(Saved entries)
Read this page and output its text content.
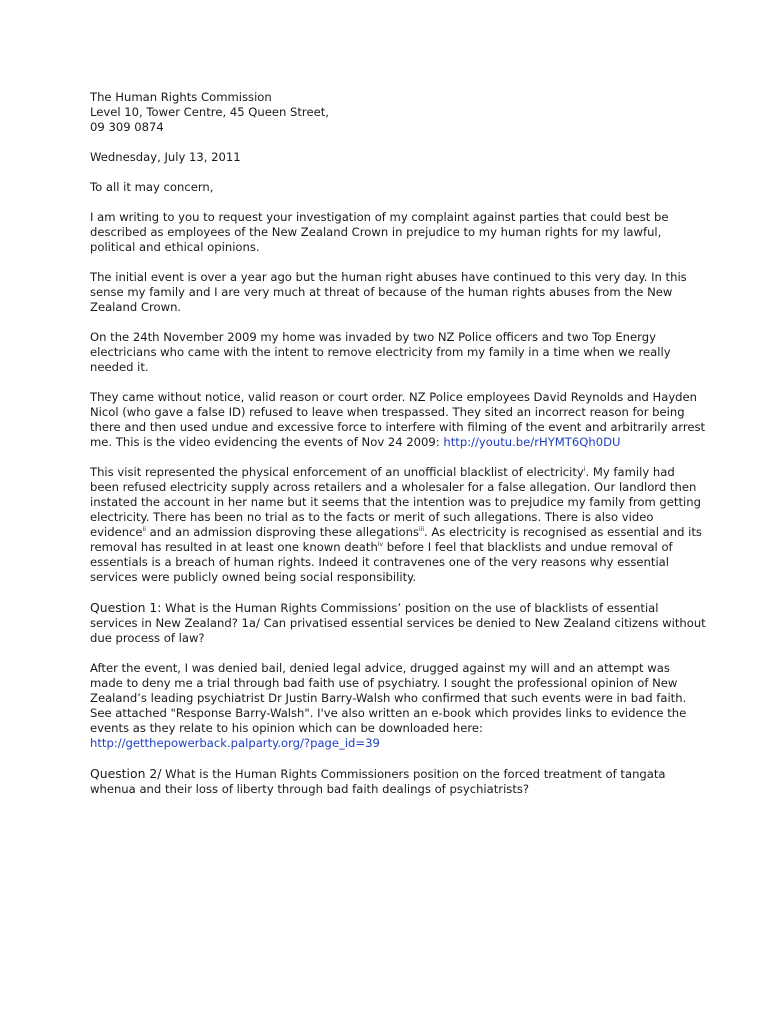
The Human Rights Commission
Level 10, Tower Centre, 45 Queen Street,
09 309 0874
Wednesday, July 13, 2011
To all it may concern,
I am writing to you to request your investigation of my complaint against parties that could best be
described as employees of the New Zealand Crown in prejudice to my human rights for my lawful,
political and ethical opinions.
The initial event is over a year ago but the human right abuses have continued to this very day. In this
sense my family and I are very much at threat of because of the human rights abuses from the New
Zealand Crown.
On the 24th November 2009 my home was invaded by two NZ Police officers and two Top Energy
electricians who came with the intent to remove electricity from my family in a time when we really
needed it.
They came without notice, valid reason or court order. NZ Police employees David Reynolds and Hayden
Nicol (who gave a false ID) refused to leave when trespassed. They sited an incorrect reason for being
there and then used undue and excessive force to interfere with filming of the event and arbitrarily arrest
me. This is the video evidencing the events of Nov 24 2009: http://youtu.be/rHYMT6Qh0DU
This visit represented the physical enforcement of an unofficial blacklist of electricity$^i$. My family had
been refused electricity supply across retailers and a wholesaler for a false allegation. Our landlord then
instated the account in her name but it seems that the intention was to prejudice my family from getting
electricity. There has been no trial as to the facts or merit of such allegations. There is also video
evidence$^{ii}$ and an admission disproving these allegations$^{iii}$. As electricity is recognised as essential and its
removal has resulted in at least one known death$^{iv}$ before I feel that blacklists and undue removal of
essentials is a breach of human rights. Indeed it contravenes one of the very reasons why essential
services were publicly owned being social responsibility.
Question 1: What is the Human Rights Commissions’ position on the use of blacklists of essential
services in New Zealand? 1a/ Can privatised essential services be denied to New Zealand citizens without
due process of law?
After the event, I was denied bail, denied legal advice, drugged against my will and an attempt was
made to deny me a trial through bad faith use of psychiatry. I sought the professional opinion of New
Zealand’s leading psychiatrist Dr Justin Barry-Walsh who confirmed that such events were in bad faith.
See attached "Response Barry-Walsh". I've also written an e-book which provides links to evidence the
events as they relate to his opinion which can be downloaded here:
http://getthepowerback.palparty.org/?page_id=39
Question 2/ What is the Human Rights Commissioners position on the forced treatment of tangata
whenua and their loss of liberty through bad faith dealings of psychiatrists?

Work instructions: From the entries, copy out each line containing the word "http".

Response for this exercise:
me. This is the video evidencing the events of Nov 24 2009: http://youtu.be/rHYMT6Qh0DU
http://getthepowerback.palparty.org/?page_id=39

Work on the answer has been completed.